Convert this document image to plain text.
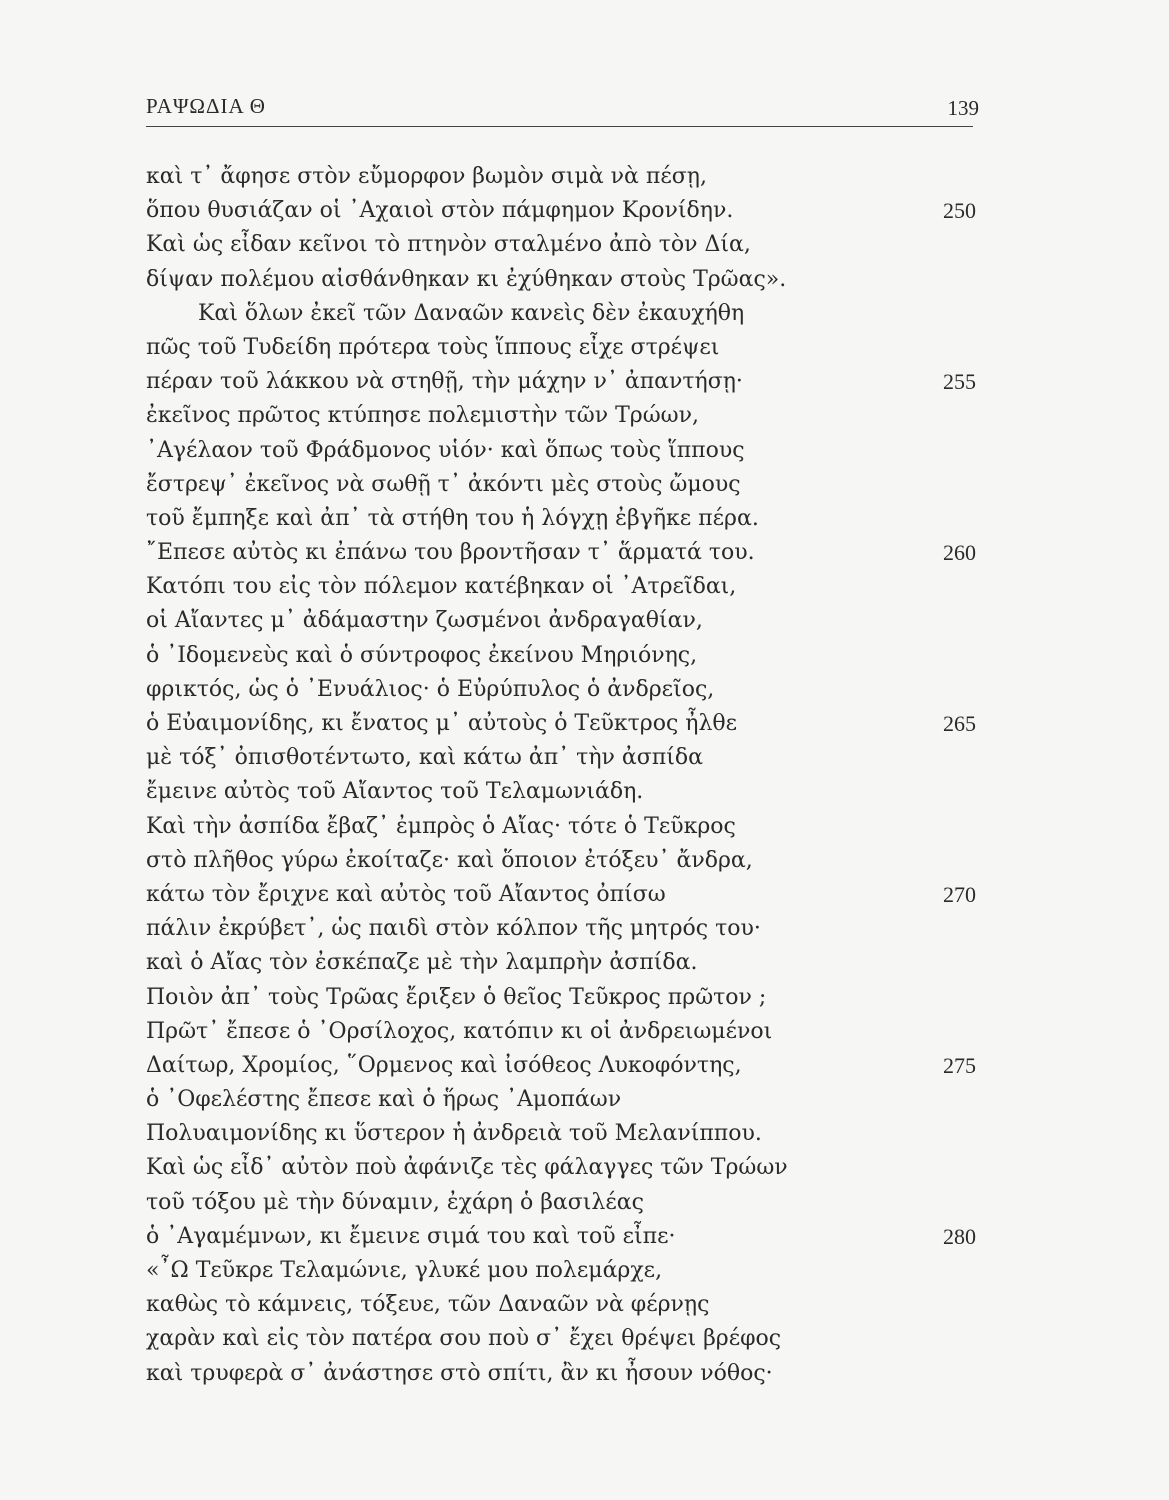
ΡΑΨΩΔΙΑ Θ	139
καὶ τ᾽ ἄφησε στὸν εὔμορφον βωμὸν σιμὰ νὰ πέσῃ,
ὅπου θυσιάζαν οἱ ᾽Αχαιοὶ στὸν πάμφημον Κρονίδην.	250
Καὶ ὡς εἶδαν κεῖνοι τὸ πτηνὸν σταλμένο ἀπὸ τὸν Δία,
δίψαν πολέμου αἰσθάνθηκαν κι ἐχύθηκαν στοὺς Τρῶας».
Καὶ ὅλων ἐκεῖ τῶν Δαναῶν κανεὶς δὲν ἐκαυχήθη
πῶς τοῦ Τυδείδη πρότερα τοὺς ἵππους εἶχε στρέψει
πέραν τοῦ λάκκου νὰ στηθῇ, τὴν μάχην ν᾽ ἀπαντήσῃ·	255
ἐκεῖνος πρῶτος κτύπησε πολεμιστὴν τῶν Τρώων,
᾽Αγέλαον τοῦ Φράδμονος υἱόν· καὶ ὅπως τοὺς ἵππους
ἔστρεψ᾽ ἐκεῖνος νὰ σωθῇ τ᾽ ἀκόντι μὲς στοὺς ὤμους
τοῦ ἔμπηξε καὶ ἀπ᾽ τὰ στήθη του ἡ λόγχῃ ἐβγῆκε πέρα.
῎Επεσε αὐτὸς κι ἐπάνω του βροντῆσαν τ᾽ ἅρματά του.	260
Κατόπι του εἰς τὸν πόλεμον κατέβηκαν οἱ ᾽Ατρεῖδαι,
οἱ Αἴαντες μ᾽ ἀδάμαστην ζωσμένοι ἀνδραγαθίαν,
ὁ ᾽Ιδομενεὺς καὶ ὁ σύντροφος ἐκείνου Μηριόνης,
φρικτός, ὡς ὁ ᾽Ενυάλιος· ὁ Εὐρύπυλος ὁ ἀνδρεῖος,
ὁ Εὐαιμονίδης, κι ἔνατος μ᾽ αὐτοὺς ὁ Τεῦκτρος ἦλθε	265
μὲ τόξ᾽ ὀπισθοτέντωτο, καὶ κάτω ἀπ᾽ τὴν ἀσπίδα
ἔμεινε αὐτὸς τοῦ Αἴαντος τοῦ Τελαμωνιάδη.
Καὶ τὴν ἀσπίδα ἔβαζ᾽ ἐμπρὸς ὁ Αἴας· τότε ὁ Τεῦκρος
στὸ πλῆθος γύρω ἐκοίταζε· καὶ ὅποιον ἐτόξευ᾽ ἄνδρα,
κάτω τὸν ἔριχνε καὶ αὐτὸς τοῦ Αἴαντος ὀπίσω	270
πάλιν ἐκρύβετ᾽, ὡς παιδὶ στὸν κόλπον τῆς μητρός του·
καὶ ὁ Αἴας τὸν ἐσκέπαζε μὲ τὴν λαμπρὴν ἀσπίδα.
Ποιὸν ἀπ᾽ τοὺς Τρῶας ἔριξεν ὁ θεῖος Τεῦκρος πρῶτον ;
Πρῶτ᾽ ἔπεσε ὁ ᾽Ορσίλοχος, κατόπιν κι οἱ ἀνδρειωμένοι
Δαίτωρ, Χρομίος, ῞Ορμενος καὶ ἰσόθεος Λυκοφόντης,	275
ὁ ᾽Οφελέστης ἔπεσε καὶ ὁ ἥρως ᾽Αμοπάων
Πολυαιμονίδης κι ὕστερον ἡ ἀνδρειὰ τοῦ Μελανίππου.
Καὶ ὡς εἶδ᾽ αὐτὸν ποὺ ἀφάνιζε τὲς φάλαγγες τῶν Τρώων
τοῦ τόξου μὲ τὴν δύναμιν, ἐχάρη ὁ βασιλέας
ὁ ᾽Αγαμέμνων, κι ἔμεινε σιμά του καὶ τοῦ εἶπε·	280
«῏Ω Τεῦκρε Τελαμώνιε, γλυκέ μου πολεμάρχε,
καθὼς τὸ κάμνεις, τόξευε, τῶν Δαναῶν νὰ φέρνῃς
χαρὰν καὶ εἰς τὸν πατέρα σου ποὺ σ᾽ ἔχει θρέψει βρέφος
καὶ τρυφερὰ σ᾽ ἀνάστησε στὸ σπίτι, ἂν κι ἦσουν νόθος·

==

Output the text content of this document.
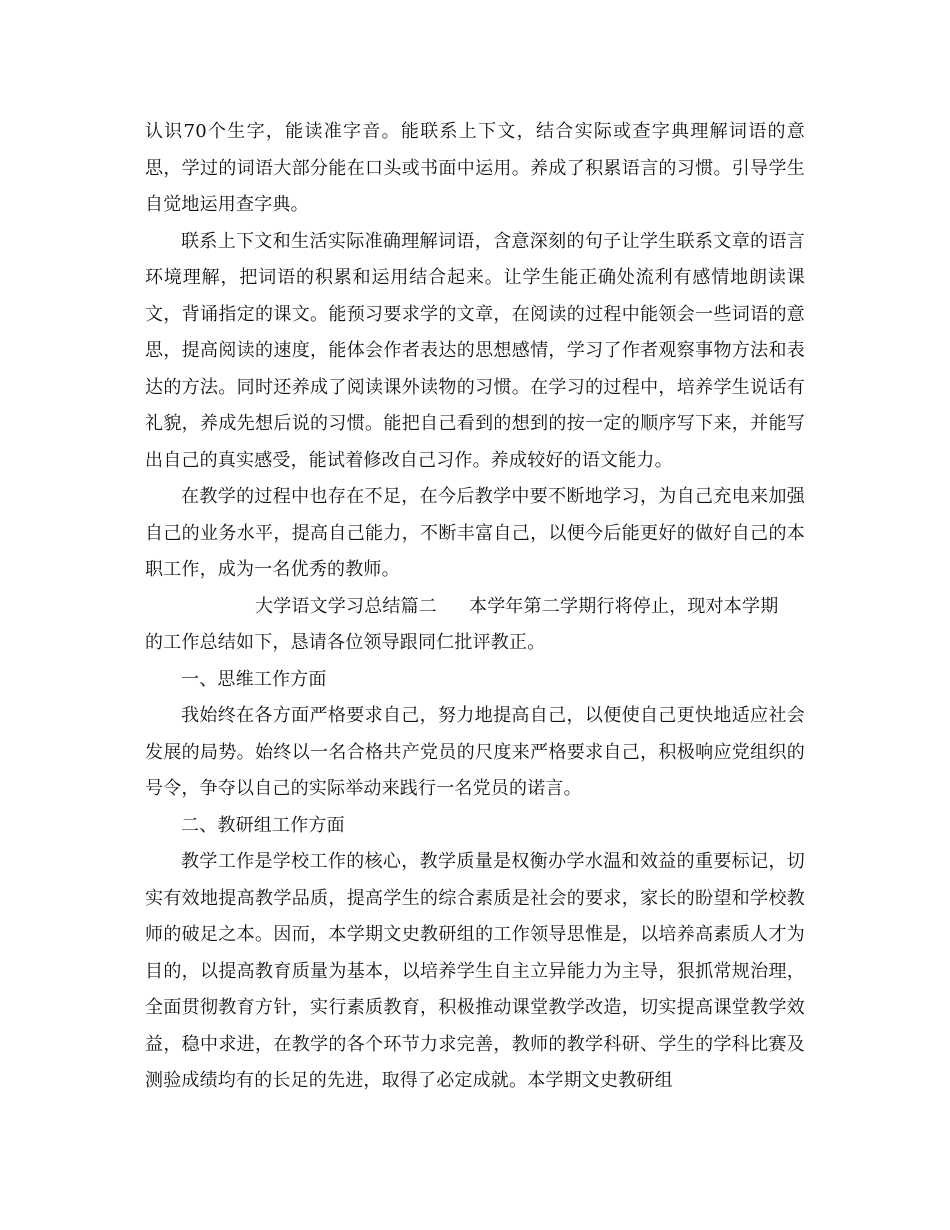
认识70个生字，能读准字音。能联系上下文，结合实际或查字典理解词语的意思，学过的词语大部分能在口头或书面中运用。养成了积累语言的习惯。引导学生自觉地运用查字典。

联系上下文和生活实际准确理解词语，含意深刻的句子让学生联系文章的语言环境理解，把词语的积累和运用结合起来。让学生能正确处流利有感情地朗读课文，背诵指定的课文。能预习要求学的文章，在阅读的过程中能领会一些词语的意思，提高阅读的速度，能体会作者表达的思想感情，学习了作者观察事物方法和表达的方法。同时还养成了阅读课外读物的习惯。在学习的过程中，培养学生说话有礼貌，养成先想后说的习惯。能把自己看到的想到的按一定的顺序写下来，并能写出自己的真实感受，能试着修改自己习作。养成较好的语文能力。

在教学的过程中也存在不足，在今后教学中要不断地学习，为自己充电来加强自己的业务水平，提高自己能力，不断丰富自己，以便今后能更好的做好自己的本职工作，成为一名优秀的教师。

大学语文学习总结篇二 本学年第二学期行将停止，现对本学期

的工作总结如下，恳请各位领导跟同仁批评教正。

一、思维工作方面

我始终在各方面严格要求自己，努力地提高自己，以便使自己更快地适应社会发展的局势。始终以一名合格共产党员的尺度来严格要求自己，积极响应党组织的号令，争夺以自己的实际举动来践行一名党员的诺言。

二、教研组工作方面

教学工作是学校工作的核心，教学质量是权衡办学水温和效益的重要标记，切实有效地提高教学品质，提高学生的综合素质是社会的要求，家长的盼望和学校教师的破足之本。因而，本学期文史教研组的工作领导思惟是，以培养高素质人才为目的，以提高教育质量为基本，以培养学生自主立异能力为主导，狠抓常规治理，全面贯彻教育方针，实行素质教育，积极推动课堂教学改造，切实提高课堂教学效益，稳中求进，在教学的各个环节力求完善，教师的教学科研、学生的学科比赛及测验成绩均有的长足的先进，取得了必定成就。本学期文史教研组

#### Directions for this task
Pull every line containing the word "αὐτὸς" out of the entries above.

#### Answer to this problem
῎Επεσε αὐτὸς κι ἐπάνω του βροντῆσαν τ᾽ ἅρματά του.	260
ἔμεινε αὐτὸς τοῦ Αἴαντος τοῦ Τελαμωνιάδη.
κάτω τὸν ἔριχνε καὶ αὐτὸς τοῦ Αἴαντος ὀπίσω	270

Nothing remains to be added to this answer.